Swapping out the stuffing was often done as materials became available seasonally. Travelers might carry ticks, but not the stuffing, buying whatever filling was cheap locally.

For expensive fillings, like feathers, the feathers would outlast the tick and be transferred into a new one when they poked through the old one. Featherbeds may be washed intact, or feathers and ticks can be cleaned separately. Since featherbeds were historically very valuable, and the feathers often took years to collect, they were not simply discarded and replaced. Indeed, they were taken along by migrants and mentioned in wills. Featherbeds were often made with feathers saved from poultry plucked for eating (servants were often allowed to keep the feathers they plucked). It took about 50 lb to fill a tick. Goose and duck feathers were most valued (chicken feathers were undesirable), and down was softer and more valuable than other feathers.

==Tufting and quilting==

To hold the filling in place, either sturdy individual securing stitches can be made through the tick and the filling (tufting), or the mattress can be quilted with lines of stitches. Both techniques are also used decoratively.

> Provided records:
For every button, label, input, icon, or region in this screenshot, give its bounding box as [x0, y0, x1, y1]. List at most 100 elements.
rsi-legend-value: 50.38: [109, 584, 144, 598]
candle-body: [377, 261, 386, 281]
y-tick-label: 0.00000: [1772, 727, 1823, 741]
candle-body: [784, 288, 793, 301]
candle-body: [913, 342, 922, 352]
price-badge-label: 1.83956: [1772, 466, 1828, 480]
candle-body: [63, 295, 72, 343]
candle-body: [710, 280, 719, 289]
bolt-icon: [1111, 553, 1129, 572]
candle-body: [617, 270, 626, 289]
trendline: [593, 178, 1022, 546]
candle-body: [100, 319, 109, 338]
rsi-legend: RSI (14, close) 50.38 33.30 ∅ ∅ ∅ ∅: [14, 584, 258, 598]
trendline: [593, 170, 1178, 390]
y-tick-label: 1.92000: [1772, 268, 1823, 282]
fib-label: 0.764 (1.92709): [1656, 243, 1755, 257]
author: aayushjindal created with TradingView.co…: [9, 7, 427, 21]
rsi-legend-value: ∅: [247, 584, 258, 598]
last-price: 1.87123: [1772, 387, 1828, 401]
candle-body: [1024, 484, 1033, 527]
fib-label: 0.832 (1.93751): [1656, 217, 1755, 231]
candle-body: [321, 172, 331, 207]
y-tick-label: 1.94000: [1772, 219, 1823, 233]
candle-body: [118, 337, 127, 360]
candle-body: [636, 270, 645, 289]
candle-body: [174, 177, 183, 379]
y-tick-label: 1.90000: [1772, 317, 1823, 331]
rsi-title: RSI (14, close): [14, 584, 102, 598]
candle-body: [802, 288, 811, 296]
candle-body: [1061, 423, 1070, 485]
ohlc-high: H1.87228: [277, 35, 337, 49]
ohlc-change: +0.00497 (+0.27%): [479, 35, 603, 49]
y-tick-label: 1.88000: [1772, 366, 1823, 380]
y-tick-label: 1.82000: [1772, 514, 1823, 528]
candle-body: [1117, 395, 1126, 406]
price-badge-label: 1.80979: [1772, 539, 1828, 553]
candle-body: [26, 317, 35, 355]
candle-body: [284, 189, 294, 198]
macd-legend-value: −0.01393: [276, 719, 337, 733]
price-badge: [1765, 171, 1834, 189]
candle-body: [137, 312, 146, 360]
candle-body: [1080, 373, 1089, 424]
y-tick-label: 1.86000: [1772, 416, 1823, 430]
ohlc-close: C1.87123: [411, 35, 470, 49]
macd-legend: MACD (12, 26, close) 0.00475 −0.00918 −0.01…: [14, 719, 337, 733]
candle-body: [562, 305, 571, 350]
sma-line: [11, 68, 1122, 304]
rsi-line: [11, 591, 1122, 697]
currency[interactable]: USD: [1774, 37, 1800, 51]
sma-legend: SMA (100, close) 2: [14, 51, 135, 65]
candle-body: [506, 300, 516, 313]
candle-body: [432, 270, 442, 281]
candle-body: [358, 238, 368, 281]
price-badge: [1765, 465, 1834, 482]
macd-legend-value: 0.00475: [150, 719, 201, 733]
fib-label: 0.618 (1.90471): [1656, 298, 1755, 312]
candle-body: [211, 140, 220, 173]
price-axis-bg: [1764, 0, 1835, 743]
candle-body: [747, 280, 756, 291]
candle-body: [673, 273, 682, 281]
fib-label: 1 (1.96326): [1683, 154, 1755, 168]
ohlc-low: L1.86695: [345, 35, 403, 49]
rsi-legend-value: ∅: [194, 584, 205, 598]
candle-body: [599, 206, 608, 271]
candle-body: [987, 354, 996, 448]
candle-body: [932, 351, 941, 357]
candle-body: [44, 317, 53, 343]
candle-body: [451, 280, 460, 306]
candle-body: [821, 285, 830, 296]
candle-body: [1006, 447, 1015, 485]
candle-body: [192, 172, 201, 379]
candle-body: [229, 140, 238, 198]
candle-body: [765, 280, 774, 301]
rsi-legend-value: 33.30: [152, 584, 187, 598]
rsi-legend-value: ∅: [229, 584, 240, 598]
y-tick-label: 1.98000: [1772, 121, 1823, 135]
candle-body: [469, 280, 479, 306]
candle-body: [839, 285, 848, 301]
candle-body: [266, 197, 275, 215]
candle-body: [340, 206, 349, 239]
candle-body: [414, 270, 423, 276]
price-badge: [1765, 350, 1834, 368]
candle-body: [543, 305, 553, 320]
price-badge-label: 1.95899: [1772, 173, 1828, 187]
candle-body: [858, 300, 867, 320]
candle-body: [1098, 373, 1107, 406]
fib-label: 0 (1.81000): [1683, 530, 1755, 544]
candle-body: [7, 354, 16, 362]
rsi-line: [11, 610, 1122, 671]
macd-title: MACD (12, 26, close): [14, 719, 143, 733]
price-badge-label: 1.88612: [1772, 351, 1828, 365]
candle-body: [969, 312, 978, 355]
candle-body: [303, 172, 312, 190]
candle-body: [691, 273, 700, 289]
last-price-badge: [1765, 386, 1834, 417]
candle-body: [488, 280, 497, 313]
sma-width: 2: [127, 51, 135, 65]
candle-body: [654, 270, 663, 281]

> Actions to take:
(a) According to the passage on mattress filling, how many pounds of feathers did it take to fill a tick?
(b) Summarize the passage on mattress filling in two sentences.
(c) Resume the passage on mattress filling from where it stops.

> Set of answers:
(a) About 50 lb.

(b) Mattress stuffing was often swapped as seasonal materials became available, and costly feathers, which took years to collect and were taken along by migrants and mentioned in wills, were moved into a new tick once they poked through the old one. To hold the filling in place, the tick and filling can be tufted with individual securing stitches or quilted with lines of stitches, and both techniques are also used decoratively.

(c)
Individual tufting stitches for stronger materials and harder fillings are made with a stronger thread or twine. An extra-long upholstery needle may be needed to easily pass the thread through the tick. Sometimes, the stitches are finished with buttons on each side (often covered buttons).

Mattress quilting is done in a variety of patterns. Denser stitching makes the mattress firmer.

==Unsewn ticking sheets==

The lowest layer might be covered with a length of ticking instead of stuffed into a tick, which made it easier to change. Henry VII of England's bed had a lower layer of loose straw:

The groom of the wardrobe brings in the loose straw and lays it reverently at the foot of the bed. The gentleman-usher draws back the curtains. Two squires stand by the bedhead and two yeomen of the guard at the foot. One of these, with the help of the yeomen of the chamber, carefully forms the truss, and rolls up and down on it to make it smooth and ensure that no dagger or such are hidden in it....A canvas is laid over the straw, then the feather-bed, which is smoothed with a bedstaff.
— Wright, Lawrence (1962). "Warm & Snug:The History of the Bed"

Such simple beds were also used as the only mattress.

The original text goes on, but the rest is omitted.